◆ Your goal ◆
Which lines hold the string "приведены"? Copy every one of them.

◆ Data supplied ◆

"""

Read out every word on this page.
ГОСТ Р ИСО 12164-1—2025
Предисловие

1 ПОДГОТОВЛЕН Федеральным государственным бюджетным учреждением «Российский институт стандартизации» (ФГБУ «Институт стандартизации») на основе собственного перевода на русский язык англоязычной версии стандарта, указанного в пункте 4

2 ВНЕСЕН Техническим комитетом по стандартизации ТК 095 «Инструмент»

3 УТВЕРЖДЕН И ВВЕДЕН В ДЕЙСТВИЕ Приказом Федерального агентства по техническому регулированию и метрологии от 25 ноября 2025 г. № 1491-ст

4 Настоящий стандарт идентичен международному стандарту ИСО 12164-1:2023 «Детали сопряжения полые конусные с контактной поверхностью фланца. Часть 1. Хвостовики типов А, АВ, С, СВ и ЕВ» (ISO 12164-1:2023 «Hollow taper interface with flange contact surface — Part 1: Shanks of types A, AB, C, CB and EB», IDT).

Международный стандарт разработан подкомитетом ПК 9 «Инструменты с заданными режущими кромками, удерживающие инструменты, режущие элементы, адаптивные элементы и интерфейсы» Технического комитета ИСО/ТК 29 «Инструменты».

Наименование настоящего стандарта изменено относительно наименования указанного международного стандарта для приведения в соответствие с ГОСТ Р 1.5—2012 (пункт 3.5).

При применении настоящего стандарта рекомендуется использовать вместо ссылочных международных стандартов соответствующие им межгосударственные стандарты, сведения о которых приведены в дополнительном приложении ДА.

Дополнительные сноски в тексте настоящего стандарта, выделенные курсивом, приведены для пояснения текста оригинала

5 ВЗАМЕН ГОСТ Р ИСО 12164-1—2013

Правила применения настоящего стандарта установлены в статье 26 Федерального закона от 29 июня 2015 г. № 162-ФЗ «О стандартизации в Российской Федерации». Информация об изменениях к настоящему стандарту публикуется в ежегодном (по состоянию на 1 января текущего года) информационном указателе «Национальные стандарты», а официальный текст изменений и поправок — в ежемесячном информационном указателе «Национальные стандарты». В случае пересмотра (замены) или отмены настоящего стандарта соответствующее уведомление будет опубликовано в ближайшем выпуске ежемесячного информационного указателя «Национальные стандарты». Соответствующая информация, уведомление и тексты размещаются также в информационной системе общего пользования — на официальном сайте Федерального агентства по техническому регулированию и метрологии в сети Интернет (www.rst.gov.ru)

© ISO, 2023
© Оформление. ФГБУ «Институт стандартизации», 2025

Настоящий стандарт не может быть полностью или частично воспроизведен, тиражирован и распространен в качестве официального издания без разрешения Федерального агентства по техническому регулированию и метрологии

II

"""

◆ Solved exercise ◆
При применении настоящего стандарта рекомендуется использовать вместо ссылочных международных стандартов соответствующие им межгосударственные стандарты, сведения о которых приведены в дополнительном приложении ДА.
Дополнительные сноски в тексте настоящего стандарта, выделенные курсивом, приведены для пояснения текста оригинала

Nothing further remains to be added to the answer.